### PROBLEM
Pull out every line below containing the word "candlestick".

### INFORMATION GIVEN
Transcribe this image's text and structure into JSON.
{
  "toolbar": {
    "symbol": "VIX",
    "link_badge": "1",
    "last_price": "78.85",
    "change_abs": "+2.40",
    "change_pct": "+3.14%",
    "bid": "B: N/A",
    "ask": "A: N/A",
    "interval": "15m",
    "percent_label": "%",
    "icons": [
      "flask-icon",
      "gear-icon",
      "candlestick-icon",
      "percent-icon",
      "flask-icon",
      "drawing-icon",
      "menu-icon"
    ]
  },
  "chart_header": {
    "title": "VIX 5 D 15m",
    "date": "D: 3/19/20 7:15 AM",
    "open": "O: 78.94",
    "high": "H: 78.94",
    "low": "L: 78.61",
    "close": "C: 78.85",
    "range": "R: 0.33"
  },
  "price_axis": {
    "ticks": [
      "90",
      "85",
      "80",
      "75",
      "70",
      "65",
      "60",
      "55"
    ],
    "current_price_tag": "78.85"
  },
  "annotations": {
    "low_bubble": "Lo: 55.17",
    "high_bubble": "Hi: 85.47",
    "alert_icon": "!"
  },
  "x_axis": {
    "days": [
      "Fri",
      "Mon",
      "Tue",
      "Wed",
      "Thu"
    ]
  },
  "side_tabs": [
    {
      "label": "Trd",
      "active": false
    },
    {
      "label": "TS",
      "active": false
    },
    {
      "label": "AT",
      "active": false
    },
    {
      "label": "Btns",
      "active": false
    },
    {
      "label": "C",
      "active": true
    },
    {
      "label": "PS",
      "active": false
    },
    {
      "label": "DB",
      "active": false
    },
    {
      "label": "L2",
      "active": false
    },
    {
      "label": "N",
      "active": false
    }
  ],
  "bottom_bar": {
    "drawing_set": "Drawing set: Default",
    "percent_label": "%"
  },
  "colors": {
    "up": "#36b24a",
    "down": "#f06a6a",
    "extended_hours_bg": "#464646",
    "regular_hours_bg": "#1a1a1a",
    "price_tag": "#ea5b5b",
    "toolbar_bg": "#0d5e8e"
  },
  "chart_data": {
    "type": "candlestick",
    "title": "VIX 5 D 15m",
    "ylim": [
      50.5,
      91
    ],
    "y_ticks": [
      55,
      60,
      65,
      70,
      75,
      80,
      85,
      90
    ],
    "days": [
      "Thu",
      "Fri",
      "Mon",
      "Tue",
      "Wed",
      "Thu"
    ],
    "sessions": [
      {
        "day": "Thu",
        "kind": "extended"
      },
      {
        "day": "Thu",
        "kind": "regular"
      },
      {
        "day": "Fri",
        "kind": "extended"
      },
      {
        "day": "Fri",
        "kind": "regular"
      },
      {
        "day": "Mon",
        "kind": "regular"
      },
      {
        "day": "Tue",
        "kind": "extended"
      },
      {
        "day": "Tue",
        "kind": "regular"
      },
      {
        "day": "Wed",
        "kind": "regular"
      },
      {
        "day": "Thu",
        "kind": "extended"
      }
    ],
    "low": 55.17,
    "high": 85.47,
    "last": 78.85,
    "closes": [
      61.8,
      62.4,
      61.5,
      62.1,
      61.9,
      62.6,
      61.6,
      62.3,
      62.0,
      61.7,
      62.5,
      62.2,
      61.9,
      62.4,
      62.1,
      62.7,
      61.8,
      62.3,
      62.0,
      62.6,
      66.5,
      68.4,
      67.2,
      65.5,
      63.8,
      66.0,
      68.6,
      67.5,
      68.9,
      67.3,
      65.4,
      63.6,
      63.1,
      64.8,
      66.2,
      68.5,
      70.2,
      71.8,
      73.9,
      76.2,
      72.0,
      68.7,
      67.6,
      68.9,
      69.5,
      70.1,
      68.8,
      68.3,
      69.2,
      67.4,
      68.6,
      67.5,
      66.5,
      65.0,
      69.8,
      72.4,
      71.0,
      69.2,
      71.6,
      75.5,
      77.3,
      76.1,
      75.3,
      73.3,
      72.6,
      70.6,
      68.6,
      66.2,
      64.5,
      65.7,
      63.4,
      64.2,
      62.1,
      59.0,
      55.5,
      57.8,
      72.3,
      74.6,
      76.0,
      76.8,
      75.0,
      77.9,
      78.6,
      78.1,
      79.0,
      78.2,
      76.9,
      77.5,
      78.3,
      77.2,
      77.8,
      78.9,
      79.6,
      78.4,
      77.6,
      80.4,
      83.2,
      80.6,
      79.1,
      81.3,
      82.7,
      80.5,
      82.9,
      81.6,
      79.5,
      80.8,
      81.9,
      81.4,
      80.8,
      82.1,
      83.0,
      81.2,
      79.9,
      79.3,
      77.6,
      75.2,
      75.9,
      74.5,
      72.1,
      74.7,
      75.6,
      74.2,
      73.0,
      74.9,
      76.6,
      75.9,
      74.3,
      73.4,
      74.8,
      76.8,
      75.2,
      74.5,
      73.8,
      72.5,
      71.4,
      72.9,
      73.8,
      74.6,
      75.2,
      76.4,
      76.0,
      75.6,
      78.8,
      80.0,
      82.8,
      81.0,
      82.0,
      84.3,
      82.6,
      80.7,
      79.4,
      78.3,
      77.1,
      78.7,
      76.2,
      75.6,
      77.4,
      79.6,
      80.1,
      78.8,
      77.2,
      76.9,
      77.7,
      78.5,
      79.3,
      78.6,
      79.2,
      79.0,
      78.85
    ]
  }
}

### OUTPUT FOR THIS TASK
      "candlestick-icon",
    "type": "candlestick",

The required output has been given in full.